— What you have to do —
Output an exact reproduction of the data.

Collected data

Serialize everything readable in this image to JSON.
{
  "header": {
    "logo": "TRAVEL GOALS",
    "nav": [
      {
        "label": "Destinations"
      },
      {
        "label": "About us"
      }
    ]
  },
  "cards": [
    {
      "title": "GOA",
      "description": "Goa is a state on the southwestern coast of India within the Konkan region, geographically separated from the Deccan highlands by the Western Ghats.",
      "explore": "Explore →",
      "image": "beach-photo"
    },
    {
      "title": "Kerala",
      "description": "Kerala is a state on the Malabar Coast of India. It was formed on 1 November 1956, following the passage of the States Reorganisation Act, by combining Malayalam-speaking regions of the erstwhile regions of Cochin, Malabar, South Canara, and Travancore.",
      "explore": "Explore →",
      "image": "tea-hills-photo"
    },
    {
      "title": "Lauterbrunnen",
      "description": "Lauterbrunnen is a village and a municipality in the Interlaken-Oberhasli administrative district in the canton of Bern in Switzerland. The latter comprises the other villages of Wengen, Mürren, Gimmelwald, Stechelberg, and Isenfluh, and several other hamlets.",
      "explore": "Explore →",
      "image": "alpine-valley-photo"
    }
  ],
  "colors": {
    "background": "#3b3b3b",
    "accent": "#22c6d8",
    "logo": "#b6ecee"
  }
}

— Answer to the exercise —
Serialize everything readable in this image to JSON.
{
  "header": {
    "logo": "TRAVEL GOALS",
    "nav": [
      {
        "label": "Destinations"
      },
      {
        "label": "About us"
      }
    ]
  },
  "cards": [
    {
      "title": "GOA",
      "description": "Goa is a state on the southwestern coast of India within the Konkan region, geographically separated from the Deccan highlands by the Western Ghats.",
      "explore": "Explore →",
      "image": "beach-photo"
    },
    {
      "title": "Kerala",
      "description": "Kerala is a state on the Malabar Coast of India. It was formed on 1 November 1956, following the passage of the States Reorganisation Act, by combining Malayalam-speaking regions of the erstwhile regions of Cochin, Malabar, South Canara, and Travancore.",
      "explore": "Explore →",
      "image": "tea-hills-photo"
    },
    {
      "title": "Lauterbrunnen",
      "description": "Lauterbrunnen is a village and a municipality in the Interlaken-Oberhasli administrative district in the canton of Bern in Switzerland. The latter comprises the other villages of Wengen, Mürren, Gimmelwald, Stechelberg, and Isenfluh, and several other hamlets.",
      "explore": "Explore →",
      "image": "alpine-valley-photo"
    }
  ],
  "colors": {
    "background": "#3b3b3b",
    "accent": "#22c6d8",
    "logo": "#b6ecee"
  }
}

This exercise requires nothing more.